— BEGIN Extracted information —
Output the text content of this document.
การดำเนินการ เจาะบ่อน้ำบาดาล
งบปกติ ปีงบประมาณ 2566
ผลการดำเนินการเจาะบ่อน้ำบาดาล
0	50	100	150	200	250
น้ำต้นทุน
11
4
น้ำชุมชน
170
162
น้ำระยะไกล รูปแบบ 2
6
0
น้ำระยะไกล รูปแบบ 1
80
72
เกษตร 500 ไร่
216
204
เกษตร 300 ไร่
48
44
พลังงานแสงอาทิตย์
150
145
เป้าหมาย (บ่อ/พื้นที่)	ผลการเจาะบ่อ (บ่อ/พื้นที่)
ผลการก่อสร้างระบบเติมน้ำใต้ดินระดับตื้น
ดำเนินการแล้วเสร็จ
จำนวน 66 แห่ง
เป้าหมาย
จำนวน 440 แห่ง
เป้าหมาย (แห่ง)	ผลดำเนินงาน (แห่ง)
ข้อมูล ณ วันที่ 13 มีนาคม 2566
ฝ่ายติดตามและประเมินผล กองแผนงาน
— END Extracted information —
[Objective]:
From the records above, pick out and copy each line holding the word "าหมาย".

[Complete answer]:
เป้าหมาย (บ่อ/พื้นที่)	ผลการเจาะบ่อ (บ่อ/พื้นที่)
เป้าหมาย
เป้าหมาย (แห่ง)	ผลดำเนินงาน (แห่ง)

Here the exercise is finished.